### Exercise materials
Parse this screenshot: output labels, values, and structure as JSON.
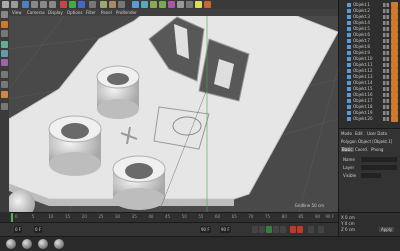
{
  "toolbar": {
    "icons": [
      "undo-icon",
      "redo-icon",
      "select-icon",
      "move-icon",
      "scale-icon",
      "rotate-icon",
      "x-axis-icon",
      "y-axis-icon",
      "z-axis-icon",
      "world-icon",
      "render-view-icon",
      "render-icon",
      "render-settings-icon",
      "cube-icon",
      "pen-icon",
      "subdivision-icon",
      "array-icon",
      "deformer-icon",
      "floor-icon",
      "camera-icon",
      "light-icon",
      "python-icon"
    ]
  },
  "viewport": {
    "menu": [
      "View",
      "Cameras",
      "Display",
      "Options",
      "Filter",
      "Panel",
      "ProRender"
    ],
    "label": "Gridline 50 cm"
  },
  "object_manager": {
    "items": [
      "Objekt.1",
      "Objekt.2",
      "Objekt.3",
      "Objekt.4",
      "Objekt.5",
      "Objekt.6",
      "Objekt.7",
      "Objekt.8",
      "Objekt.9",
      "Objekt.10",
      "Objekt.11",
      "Objekt.12",
      "Objekt.13",
      "Objekt.14",
      "Objekt.15",
      "Objekt.16",
      "Objekt.17",
      "Objekt.18",
      "Objekt.19",
      "Objekt.20"
    ]
  },
  "attributes": {
    "tabs": [
      "Mode",
      "Edit",
      "User Data"
    ],
    "title": "Polygon Object [Objekt.1]",
    "tab2": [
      "Basic",
      "Coord.",
      "Phong"
    ],
    "fields": [
      "Name",
      "Layer",
      "Visible"
    ]
  },
  "timeline": {
    "ticks": [
      "0",
      "5",
      "10",
      "15",
      "20",
      "25",
      "30",
      "35",
      "40",
      "45",
      "50",
      "55",
      "60",
      "65",
      "70",
      "75",
      "80",
      "85",
      "90"
    ],
    "end_frame": "90 F"
  },
  "playbar": {
    "start": "0 F",
    "current": "0 F",
    "end": "90 F",
    "end2": "90 F"
  },
  "coords": {
    "x": "X 0 cm",
    "y": "Y 0 cm",
    "z": "Z 0 cm",
    "apply": "Apply"
  },
  "colors": {
    "accent": "#cf7a2a",
    "object_icon": "#5a9ad8",
    "record": "#c0392b",
    "model": "#e6e6e6"
  }
}
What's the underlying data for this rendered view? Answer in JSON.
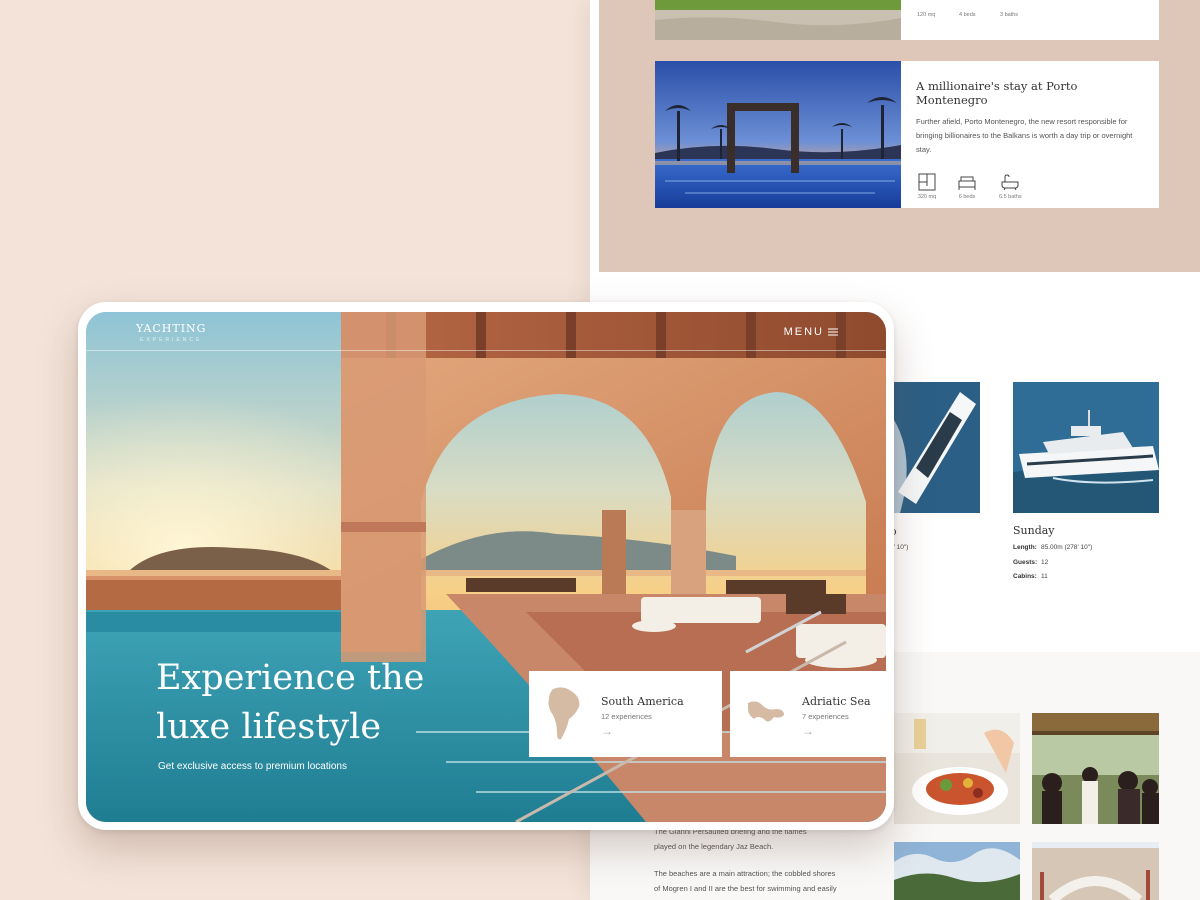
{
  "listings": {
    "top": {
      "amenities": [
        {
          "icon": "floor-plan-icon",
          "label": "120 mq"
        },
        {
          "icon": "bed-icon",
          "label": "4 beds"
        },
        {
          "icon": "bath-icon",
          "label": "3 baths"
        }
      ]
    },
    "main": {
      "title": "A millionaire's stay at Porto Montenegro",
      "description": "Further afield, Porto Montenegro, the new resort responsible for bringing billionaires to the Balkans is worth a day trip or overnight stay.",
      "amenities": [
        {
          "icon": "floor-plan-icon",
          "label": "320 mq"
        },
        {
          "icon": "bed-icon",
          "label": "6 beds"
        },
        {
          "icon": "bath-icon",
          "label": "6.5 baths"
        }
      ]
    }
  },
  "yachts": [
    {
      "name": "o",
      "specs": [
        {
          "label": "",
          "value": "8' 10\")"
        }
      ]
    },
    {
      "name": "Sunday",
      "specs": [
        {
          "label": "Length:",
          "value": "85.00m (278' 10\")"
        },
        {
          "label": "Guests:",
          "value": "12"
        },
        {
          "label": "Cabins:",
          "value": "11"
        }
      ]
    }
  ],
  "article": {
    "p1a": "The Gianni Persaulted briefing and the flames",
    "p1b": "played on the legendary Jaz Beach.",
    "p2a": "The beaches are a main attraction; the cobbled shores",
    "p2b": "of Mogren I and II are the best for swimming and easily"
  },
  "tablet": {
    "logo_main": "YACHTING",
    "logo_sub": "EXPERIENCE",
    "menu_label": "MENU",
    "hero_title": "Experience the luxe lifestyle",
    "hero_subtitle": "Get exclusive access to premium locations",
    "destinations": [
      {
        "name": "South America",
        "count": "12 experiences",
        "icon": "south-america-map-icon"
      },
      {
        "name": "Adriatic Sea",
        "count": "7 experiences",
        "icon": "adriatic-map-icon"
      }
    ]
  }
}
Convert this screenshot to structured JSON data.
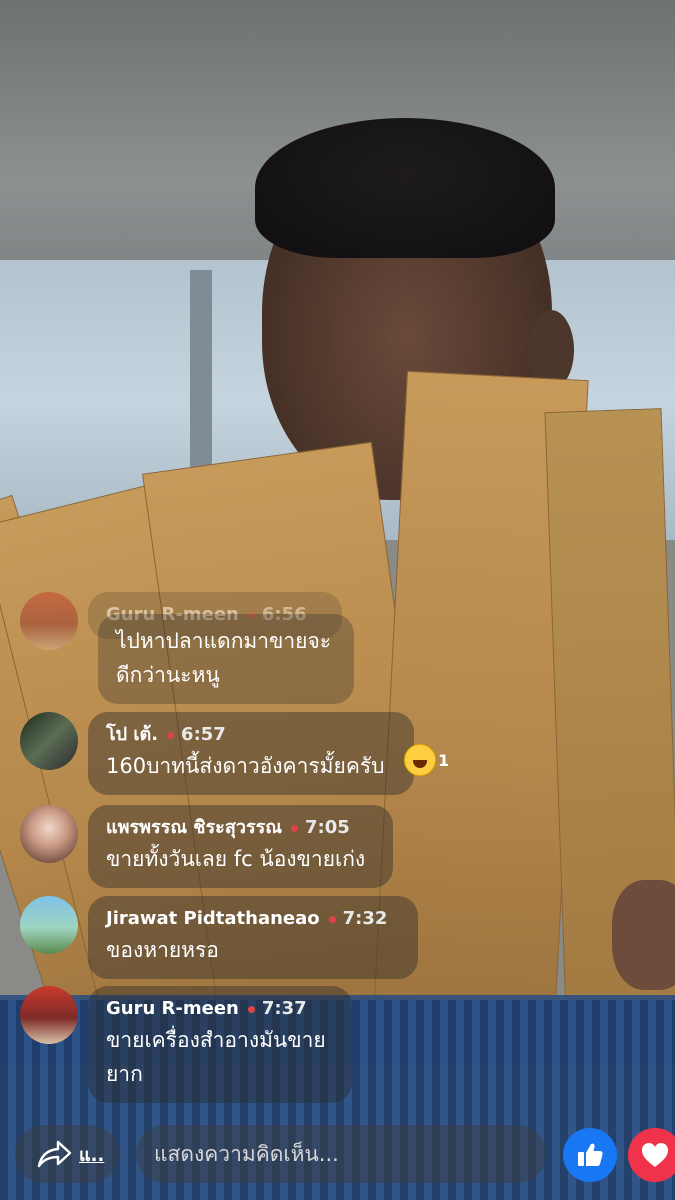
{
  "comments": [
    {
      "name": "Guru R-meen",
      "time": "6:56",
      "text": "ไปหาปลาแดกมาขายจะ\nดีกว่านะหนู"
    },
    {
      "name": "โป เต้.",
      "time": "6:57",
      "text": "160บาทนี้ส่งดาวอังคารมั้ยครับ",
      "reaction": {
        "icon": "haha-emoji-icon",
        "count": "1"
      }
    },
    {
      "name": "แพรพรรณ ชิระสุวรรณ",
      "time": "7:05",
      "text": "ขายทั้งวันเลย fc น้องขายเก่ง"
    },
    {
      "name": "Jirawat Pidtathaneao",
      "time": "7:32",
      "text": "ของหายหรอ"
    },
    {
      "name": "Guru R-meen",
      "time": "7:37",
      "text": "ขายเครื่องสำอางมันขาย\nยาก"
    }
  ],
  "bottom_bar": {
    "share_label": "แ..",
    "comment_placeholder": "แสดงความคิดเห็น...",
    "like_icon": "thumbs-up-icon",
    "love_icon": "heart-icon"
  },
  "colors": {
    "like": "#1877f2",
    "love": "#f0334b",
    "time_dot": "#e04343"
  }
}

### Given instruction
Print out the whole of the material word for word, without pictures.

### Answer below
Parse this screenshot: output labels, values, and structure as JSON.
{
  "toolbar": {
    "icons": [
      "undo-icon",
      "redo-icon",
      "select-icon",
      "move-icon",
      "scale-icon",
      "rotate-icon",
      "x-axis-icon",
      "y-axis-icon",
      "z-axis-icon",
      "world-icon",
      "render-view-icon",
      "render-icon",
      "render-settings-icon",
      "cube-icon",
      "pen-icon",
      "subdivision-icon",
      "array-icon",
      "deformer-icon",
      "floor-icon",
      "camera-icon",
      "light-icon",
      "python-icon"
    ]
  },
  "viewport": {
    "menu": [
      "View",
      "Cameras",
      "Display",
      "Options",
      "Filter",
      "Panel",
      "ProRender"
    ],
    "label": "Gridline 50 cm"
  },
  "object_manager": {
    "items": [
      "Objekt.1",
      "Objekt.2",
      "Objekt.3",
      "Objekt.4",
      "Objekt.5",
      "Objekt.6",
      "Objekt.7",
      "Objekt.8",
      "Objekt.9",
      "Objekt.10",
      "Objekt.11",
      "Objekt.12",
      "Objekt.13",
      "Objekt.14",
      "Objekt.15",
      "Objekt.16",
      "Objekt.17",
      "Objekt.18",
      "Objekt.19",
      "Objekt.20"
    ]
  },
  "attributes": {
    "tabs": [
      "Mode",
      "Edit",
      "User Data"
    ],
    "title": "Polygon Object [Objekt.1]",
    "tab2": [
      "Basic",
      "Coord.",
      "Phong"
    ],
    "fields": [
      "Name",
      "Layer",
      "Visible"
    ]
  },
  "timeline": {
    "ticks": [
      "0",
      "5",
      "10",
      "15",
      "20",
      "25",
      "30",
      "35",
      "40",
      "45",
      "50",
      "55",
      "60",
      "65",
      "70",
      "75",
      "80",
      "85",
      "90"
    ],
    "end_frame": "90 F"
  },
  "playbar": {
    "start": "0 F",
    "current": "0 F",
    "end": "90 F",
    "end2": "90 F"
  },
  "coords": {
    "x": "X 0 cm",
    "y": "Y 0 cm",
    "z": "Z 0 cm",
    "apply": "Apply"
  },
  "colors": {
    "accent": "#cf7a2a",
    "object_icon": "#5a9ad8",
    "record": "#c0392b",
    "model": "#e6e6e6"
  }
}
What's the underlying data for this rendered view? Answer in JSON.
{
  "listings": {
    "top": {
      "amenities": [
        {
          "icon": "floor-plan-icon",
          "label": "120 mq"
        },
        {
          "icon": "bed-icon",
          "label": "4 beds"
        },
        {
          "icon": "bath-icon",
          "label": "3 baths"
        }
      ]
    },
    "main": {
      "title": "A millionaire's stay at Porto Montenegro",
      "description": "Further afield, Porto Montenegro, the new resort responsible for bringing billionaires to the Balkans is worth a day trip or overnight stay.",
      "amenities": [
        {
          "icon": "floor-plan-icon",
          "label": "320 mq"
        },
        {
          "icon": "bed-icon",
          "label": "6 beds"
        },
        {
          "icon": "bath-icon",
          "label": "6.5 baths"
        }
      ]
    }
  },
  "yachts": [
    {
      "name": "o",
      "specs": [
        {
          "label": "",
          "value": "8' 10\")"
        }
      ]
    },
    {
      "name": "Sunday",
      "specs": [
        {
          "label": "Length:",
          "value": "85.00m (278' 10\")"
        },
        {
          "label": "Guests:",
          "value": "12"
        },
        {
          "label": "Cabins:",
          "value": "11"
        }
      ]
    }
  ],
  "article": {
    "p1a": "The Gianni Persaulted briefing and the flames",
    "p1b": "played on the legendary Jaz Beach.",
    "p2a": "The beaches are a main attraction; the cobbled shores",
    "p2b": "of Mogren I and II are the best for swimming and easily"
  },
  "tablet": {
    "logo_main": "YACHTING",
    "logo_sub": "EXPERIENCE",
    "menu_label": "MENU",
    "hero_title": "Experience the luxe lifestyle",
    "hero_subtitle": "Get exclusive access to premium locations",
    "destinations": [
      {
        "name": "South America",
        "count": "12 experiences",
        "icon": "south-america-map-icon"
      },
      {
        "name": "Adriatic Sea",
        "count": "7 experiences",
        "icon": "adriatic-map-icon"
      }
    ]
  }
}
Convert this screenshot to structured JSON data.
{
  "comments": [
    {
      "name": "Guru R-meen",
      "time": "6:56",
      "text": "ไปหาปลาแดกมาขายจะ\nดีกว่านะหนู"
    },
    {
      "name": "โป เต้.",
      "time": "6:57",
      "text": "160บาทนี้ส่งดาวอังคารมั้ยครับ",
      "reaction": {
        "icon": "haha-emoji-icon",
        "count": "1"
      }
    },
    {
      "name": "แพรพรรณ ชิระสุวรรณ",
      "time": "7:05",
      "text": "ขายทั้งวันเลย fc น้องขายเก่ง"
    },
    {
      "name": "Jirawat Pidtathaneao",
      "time": "7:32",
      "text": "ของหายหรอ"
    },
    {
      "name": "Guru R-meen",
      "time": "7:37",
      "text": "ขายเครื่องสำอางมันขาย\nยาก"
    }
  ],
  "bottom_bar": {
    "share_label": "แ..",
    "comment_placeholder": "แสดงความคิดเห็น...",
    "like_icon": "thumbs-up-icon",
    "love_icon": "heart-icon"
  },
  "colors": {
    "like": "#1877f2",
    "love": "#f0334b",
    "time_dot": "#e04343"
  }
}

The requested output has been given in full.